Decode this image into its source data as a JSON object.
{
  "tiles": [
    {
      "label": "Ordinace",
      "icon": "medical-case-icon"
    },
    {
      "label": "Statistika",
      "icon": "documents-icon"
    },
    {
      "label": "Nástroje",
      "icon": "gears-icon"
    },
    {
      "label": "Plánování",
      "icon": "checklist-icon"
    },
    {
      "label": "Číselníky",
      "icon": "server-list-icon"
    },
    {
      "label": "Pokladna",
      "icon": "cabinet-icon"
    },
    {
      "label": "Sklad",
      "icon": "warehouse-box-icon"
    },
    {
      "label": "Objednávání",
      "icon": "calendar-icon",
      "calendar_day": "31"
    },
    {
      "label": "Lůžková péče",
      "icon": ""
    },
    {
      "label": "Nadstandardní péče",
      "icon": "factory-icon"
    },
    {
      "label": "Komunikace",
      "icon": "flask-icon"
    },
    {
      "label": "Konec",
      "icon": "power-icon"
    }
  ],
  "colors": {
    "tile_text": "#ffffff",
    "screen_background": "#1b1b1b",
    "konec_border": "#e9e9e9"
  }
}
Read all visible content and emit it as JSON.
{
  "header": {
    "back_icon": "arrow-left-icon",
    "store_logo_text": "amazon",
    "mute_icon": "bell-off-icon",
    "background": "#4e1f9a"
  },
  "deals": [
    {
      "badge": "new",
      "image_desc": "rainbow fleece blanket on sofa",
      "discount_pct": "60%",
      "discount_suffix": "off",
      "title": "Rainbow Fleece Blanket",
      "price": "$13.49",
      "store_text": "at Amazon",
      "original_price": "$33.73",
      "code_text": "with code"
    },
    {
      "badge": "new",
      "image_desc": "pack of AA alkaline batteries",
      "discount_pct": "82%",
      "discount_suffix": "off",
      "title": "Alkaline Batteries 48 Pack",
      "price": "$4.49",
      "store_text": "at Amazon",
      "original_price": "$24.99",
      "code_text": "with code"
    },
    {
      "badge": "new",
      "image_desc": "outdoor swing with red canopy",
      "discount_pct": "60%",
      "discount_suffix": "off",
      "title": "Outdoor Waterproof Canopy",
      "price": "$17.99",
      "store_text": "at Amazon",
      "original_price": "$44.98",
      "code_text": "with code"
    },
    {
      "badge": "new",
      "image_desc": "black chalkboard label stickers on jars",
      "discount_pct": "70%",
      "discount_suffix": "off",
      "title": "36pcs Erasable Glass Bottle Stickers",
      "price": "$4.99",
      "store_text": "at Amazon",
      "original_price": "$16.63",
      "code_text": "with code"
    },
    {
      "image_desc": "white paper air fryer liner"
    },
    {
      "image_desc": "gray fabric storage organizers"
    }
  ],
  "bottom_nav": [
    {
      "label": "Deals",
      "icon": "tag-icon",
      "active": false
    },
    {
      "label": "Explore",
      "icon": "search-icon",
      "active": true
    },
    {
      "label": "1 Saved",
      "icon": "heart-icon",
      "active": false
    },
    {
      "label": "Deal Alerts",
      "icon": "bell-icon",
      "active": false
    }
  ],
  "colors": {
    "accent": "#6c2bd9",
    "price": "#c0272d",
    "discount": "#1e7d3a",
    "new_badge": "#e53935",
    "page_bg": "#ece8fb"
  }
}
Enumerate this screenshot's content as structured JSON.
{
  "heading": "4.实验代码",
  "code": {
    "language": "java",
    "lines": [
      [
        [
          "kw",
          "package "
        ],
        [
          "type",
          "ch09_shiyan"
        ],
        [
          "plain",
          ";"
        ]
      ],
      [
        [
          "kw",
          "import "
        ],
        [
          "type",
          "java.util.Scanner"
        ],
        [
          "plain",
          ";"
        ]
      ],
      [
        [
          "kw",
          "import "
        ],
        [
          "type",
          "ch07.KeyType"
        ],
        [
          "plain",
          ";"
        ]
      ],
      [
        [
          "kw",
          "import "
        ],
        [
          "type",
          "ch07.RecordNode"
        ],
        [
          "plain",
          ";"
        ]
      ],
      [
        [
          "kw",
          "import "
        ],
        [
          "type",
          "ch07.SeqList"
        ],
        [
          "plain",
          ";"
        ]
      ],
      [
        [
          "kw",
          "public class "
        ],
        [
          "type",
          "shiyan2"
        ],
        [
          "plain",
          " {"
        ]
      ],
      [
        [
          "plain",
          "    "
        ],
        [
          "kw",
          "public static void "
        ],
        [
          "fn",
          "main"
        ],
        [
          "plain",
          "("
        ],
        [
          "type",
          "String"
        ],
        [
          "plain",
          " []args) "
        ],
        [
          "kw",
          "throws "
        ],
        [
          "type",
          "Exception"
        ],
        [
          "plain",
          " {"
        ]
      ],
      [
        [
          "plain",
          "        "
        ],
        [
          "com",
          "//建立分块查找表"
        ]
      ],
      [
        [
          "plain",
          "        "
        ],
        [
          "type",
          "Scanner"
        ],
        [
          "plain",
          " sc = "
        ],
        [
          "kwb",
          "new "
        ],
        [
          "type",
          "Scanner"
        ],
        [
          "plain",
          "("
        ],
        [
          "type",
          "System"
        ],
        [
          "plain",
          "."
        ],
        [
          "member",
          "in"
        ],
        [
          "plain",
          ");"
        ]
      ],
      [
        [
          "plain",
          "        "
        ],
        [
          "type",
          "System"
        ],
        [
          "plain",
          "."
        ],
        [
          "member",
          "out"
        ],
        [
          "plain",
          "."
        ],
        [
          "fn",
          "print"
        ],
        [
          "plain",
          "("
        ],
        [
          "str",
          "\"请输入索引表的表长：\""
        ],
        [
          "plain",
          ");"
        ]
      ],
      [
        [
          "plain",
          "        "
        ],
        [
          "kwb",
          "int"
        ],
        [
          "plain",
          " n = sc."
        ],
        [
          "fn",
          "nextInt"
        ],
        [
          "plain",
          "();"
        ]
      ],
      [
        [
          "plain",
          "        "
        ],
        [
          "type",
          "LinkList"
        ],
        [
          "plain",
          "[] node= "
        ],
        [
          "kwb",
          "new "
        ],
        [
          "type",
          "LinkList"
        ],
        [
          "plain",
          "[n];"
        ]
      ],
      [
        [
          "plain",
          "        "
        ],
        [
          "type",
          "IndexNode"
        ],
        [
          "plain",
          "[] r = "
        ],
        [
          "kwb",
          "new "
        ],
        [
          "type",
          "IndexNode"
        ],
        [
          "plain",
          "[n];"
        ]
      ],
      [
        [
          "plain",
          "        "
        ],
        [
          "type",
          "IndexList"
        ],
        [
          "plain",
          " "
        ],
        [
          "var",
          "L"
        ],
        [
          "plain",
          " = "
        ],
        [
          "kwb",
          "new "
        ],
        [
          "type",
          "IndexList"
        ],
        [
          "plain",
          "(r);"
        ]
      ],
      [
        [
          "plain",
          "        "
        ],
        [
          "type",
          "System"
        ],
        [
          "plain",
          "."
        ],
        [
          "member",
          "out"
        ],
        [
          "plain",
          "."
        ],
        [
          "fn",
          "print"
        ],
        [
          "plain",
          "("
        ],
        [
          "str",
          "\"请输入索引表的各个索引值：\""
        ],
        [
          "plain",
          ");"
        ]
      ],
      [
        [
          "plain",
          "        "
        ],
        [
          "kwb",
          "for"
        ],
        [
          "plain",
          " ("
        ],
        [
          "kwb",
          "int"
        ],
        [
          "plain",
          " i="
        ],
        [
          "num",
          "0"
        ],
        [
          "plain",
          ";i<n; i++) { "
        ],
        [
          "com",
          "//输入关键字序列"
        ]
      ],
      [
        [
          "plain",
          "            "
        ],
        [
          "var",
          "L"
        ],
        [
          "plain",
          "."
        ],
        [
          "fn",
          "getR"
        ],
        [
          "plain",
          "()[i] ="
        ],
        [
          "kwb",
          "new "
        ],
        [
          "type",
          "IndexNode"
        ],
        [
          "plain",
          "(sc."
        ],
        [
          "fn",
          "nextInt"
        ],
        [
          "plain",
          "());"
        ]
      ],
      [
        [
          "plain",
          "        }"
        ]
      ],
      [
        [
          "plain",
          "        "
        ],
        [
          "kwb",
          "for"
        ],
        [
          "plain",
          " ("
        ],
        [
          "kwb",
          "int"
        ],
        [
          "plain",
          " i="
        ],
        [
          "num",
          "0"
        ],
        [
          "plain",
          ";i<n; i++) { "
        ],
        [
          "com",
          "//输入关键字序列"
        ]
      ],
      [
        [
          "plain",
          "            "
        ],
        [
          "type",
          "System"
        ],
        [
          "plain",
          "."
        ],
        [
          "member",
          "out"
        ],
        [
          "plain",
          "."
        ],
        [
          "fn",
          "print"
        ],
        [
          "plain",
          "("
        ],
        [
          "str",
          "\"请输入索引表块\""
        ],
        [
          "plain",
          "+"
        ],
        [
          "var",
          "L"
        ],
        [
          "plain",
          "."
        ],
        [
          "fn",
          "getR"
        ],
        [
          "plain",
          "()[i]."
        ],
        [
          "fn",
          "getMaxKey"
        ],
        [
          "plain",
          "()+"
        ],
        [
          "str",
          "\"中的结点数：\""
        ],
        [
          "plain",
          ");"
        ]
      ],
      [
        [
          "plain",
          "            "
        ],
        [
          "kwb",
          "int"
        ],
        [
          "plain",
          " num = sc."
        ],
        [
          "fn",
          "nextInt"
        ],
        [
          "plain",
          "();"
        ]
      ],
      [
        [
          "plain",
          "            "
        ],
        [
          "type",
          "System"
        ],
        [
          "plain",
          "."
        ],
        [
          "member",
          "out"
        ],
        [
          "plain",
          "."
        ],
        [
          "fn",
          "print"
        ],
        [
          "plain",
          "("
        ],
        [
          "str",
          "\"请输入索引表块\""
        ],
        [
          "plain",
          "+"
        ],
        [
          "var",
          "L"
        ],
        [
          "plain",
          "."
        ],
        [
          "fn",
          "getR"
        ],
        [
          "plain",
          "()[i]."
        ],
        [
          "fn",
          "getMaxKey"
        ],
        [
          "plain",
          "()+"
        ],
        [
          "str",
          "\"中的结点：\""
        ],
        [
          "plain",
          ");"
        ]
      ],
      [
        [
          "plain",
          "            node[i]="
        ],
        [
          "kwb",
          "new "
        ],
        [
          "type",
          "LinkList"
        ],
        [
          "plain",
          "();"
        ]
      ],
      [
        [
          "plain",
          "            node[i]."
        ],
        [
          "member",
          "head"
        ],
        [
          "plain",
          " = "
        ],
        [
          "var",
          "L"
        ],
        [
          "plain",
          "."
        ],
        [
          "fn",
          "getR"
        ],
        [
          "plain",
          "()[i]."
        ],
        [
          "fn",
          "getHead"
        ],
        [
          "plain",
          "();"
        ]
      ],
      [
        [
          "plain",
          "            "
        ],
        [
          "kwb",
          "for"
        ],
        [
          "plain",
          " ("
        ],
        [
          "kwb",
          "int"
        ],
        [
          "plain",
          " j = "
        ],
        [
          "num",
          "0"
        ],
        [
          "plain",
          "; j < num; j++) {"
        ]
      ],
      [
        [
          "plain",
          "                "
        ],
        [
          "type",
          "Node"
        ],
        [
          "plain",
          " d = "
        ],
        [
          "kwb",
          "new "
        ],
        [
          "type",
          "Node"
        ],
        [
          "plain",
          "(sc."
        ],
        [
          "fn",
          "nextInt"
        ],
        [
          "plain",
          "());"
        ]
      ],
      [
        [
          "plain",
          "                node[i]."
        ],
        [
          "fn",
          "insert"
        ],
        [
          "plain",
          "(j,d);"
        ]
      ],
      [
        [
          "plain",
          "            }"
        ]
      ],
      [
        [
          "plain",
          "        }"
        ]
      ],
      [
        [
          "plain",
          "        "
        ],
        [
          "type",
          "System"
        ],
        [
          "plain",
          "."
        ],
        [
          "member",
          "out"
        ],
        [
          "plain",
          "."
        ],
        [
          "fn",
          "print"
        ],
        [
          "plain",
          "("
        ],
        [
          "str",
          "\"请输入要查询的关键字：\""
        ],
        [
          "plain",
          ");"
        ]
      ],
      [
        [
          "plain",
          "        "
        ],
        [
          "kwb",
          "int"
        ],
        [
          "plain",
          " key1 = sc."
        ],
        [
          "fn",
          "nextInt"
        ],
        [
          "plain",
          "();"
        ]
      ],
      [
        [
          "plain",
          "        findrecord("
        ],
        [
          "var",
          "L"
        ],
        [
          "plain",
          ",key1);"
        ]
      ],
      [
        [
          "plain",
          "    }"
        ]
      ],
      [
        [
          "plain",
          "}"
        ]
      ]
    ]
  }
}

● EXERCISE BRIEF
Find the lines containing "content" and list every one of them.

● EXPECTED OUTPUT
Read all visible content and emit it as JSON.
Enumerate this screenshot's content as structured JSON.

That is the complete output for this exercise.